Extracted records –
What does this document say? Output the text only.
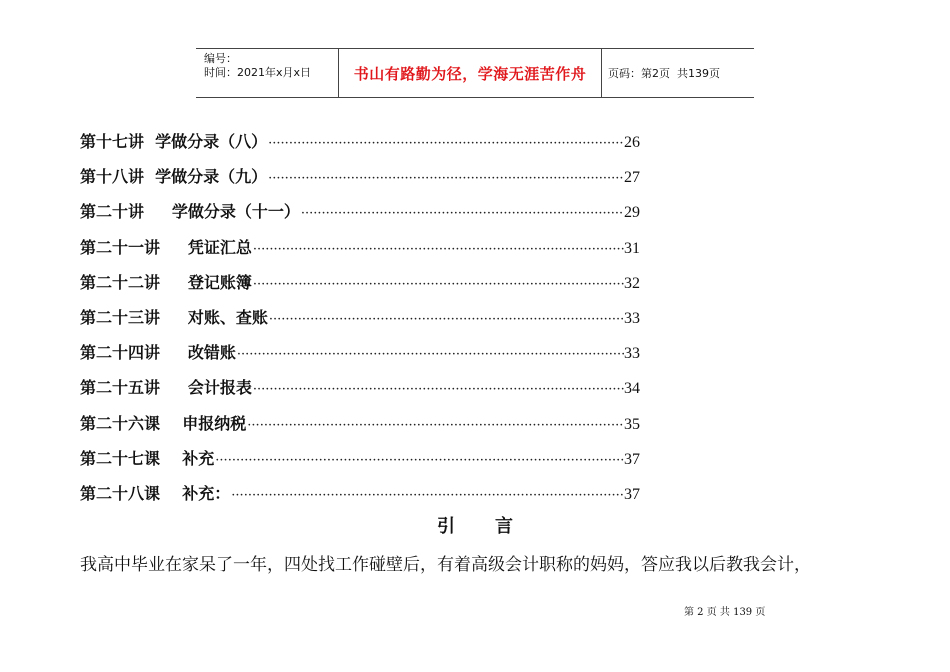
编号：
时间：2021年x月x日	书山有路勤为径，学海无涯苦作舟	页码：第2页  共139页
第十七讲  学做分录（八） ·····	26
第十八讲  学做分录（九） ·····	27
第二十讲     学做分录（十一） ·····	29
第二十一讲     凭证汇总 ·····	31
第二十二讲     登记账簿 ·····	32
第二十三讲     对账、查账 ·····	33
第二十四讲     改错账 ·····	33
第二十五讲     会计报表 ·····	34
第二十六课    申报纳税 ·····	35
第二十七课    补充 ·····	37
第二十八课    补充： ·····	37
引 言
我高中毕业在家呆了一年，四处找工作碰壁后，有着高级会计职称的妈妈，答应我以后教我会计，
第 2 页 共 139 页
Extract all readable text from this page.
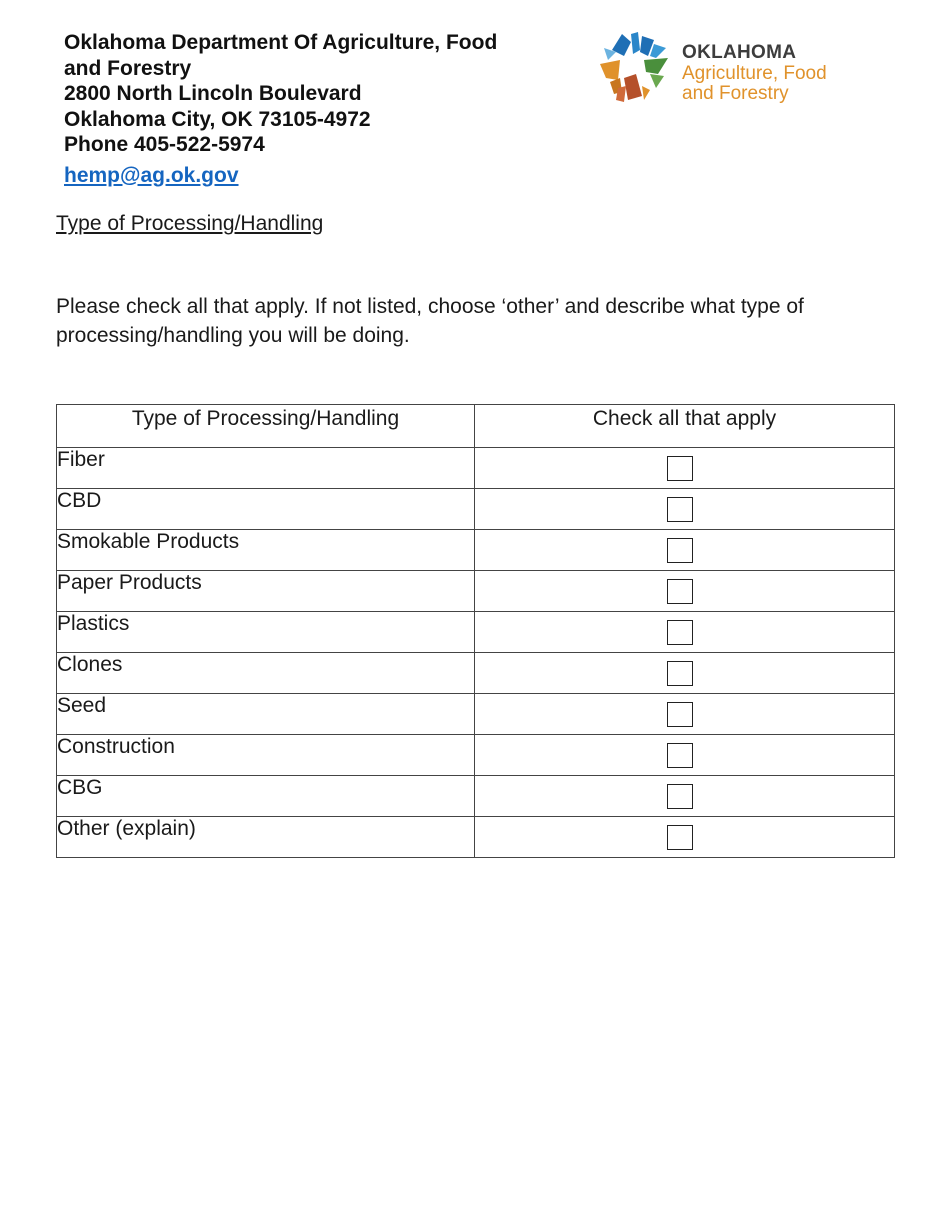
Oklahoma Department Of Agriculture, Food
and Forestry
2800 North Lincoln Boulevard
Oklahoma City, OK 73105-4972
Phone 405-522-5974
hemp@ag.ok.gov
OKLAHOMA
Agriculture, Food
and Forestry
Type of Processing/Handling
Please check all that apply. If not listed, choose ‘other’ and describe what type of processing/handling you will be doing.
Type of Processing/Handling	Check all that apply
Fiber	
CBD	
Smokable Products	
Paper Products	
Plastics	
Clones	
Seed	
Construction	
CBG	
Other (explain)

The request –
Leave out the pictures, and extract exactly the lines from the one with "Extract all readable text from this page." through the end of the records, both ends included.

Result of this exercise –
Extract all readable text from this page.
Oklahoma Department Of Agriculture, Food
and Forestry
2800 North Lincoln Boulevard
Oklahoma City, OK 73105-4972
Phone 405-522-5974
hemp@ag.ok.gov
OKLAHOMA
Agriculture, Food
and Forestry
Type of Processing/Handling
Please check all that apply. If not listed, choose ‘other’ and describe what type of processing/handling you will be doing.
Type of Processing/Handling	Check all that apply
Fiber	
CBD	
Smokable Products	
Paper Products	
Plastics	
Clones	
Seed	
Construction	
CBG	
Other (explain)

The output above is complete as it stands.